◆ Task details
Copy the records below exactly, omitting any pictures they contain.

◆ Data to use
# # # # # # #

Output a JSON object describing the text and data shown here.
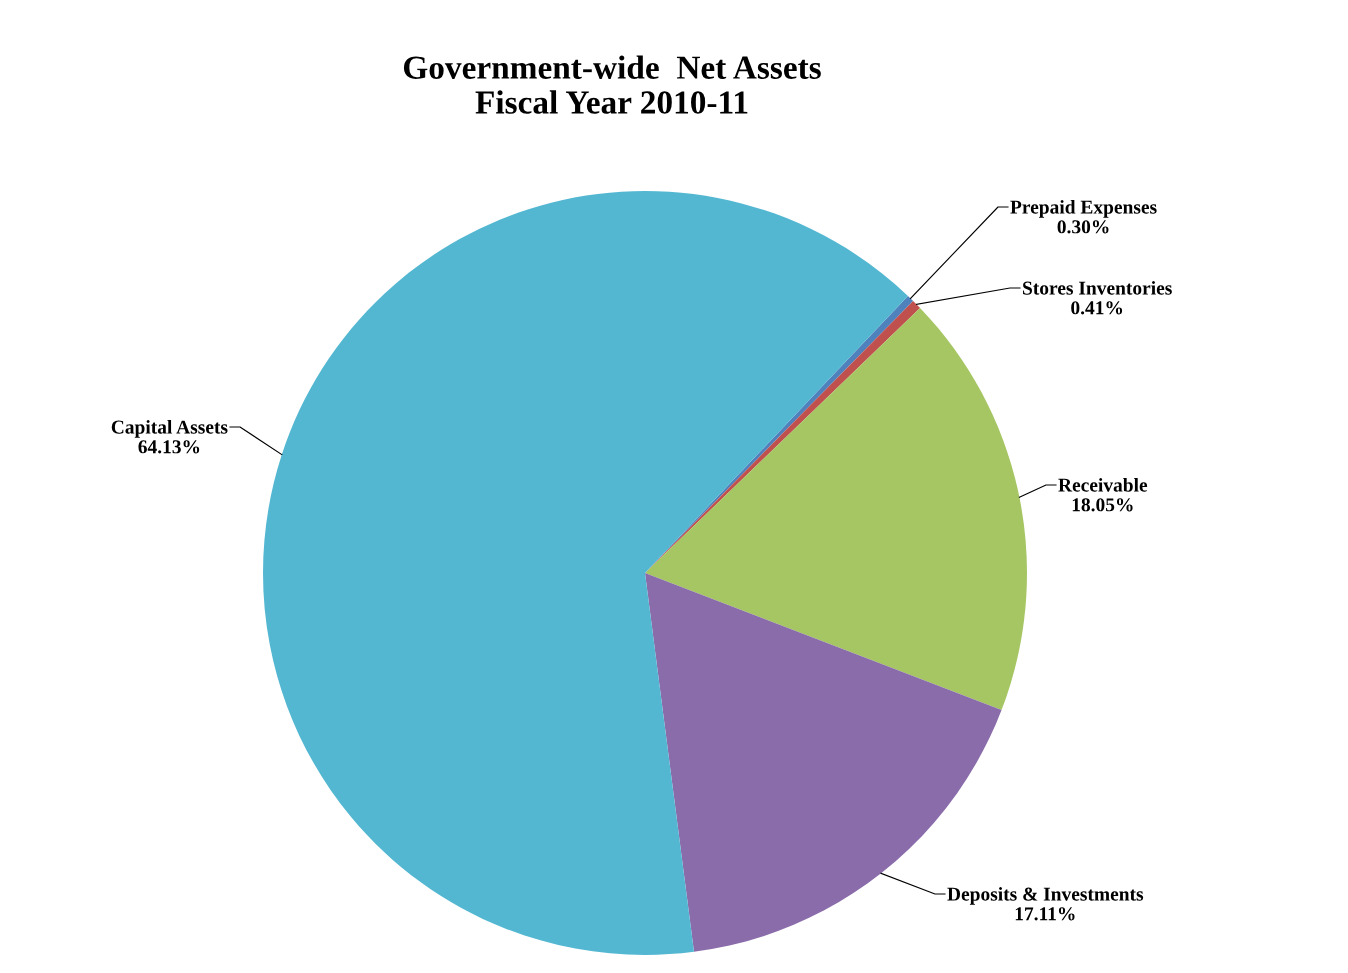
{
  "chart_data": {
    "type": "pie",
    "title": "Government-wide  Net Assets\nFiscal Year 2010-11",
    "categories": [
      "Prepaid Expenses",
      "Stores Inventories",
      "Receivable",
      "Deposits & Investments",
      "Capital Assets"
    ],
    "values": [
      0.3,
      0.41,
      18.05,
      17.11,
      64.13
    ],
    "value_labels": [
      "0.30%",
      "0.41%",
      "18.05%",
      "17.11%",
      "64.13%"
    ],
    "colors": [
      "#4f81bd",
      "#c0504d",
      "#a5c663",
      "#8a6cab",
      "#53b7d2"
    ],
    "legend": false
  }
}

# # # # # # #

◆ Result
Output a JSON object describing the text and data shown here.
{
  "chart_data": {
    "type": "pie",
    "title": "Government-wide  Net Assets\nFiscal Year 2010-11",
    "categories": [
      "Prepaid Expenses",
      "Stores Inventories",
      "Receivable",
      "Deposits & Investments",
      "Capital Assets"
    ],
    "values": [
      0.3,
      0.41,
      18.05,
      17.11,
      64.13
    ],
    "value_labels": [
      "0.30%",
      "0.41%",
      "18.05%",
      "17.11%",
      "64.13%"
    ],
    "colors": [
      "#4f81bd",
      "#c0504d",
      "#a5c663",
      "#8a6cab",
      "#53b7d2"
    ],
    "legend": false
  }
}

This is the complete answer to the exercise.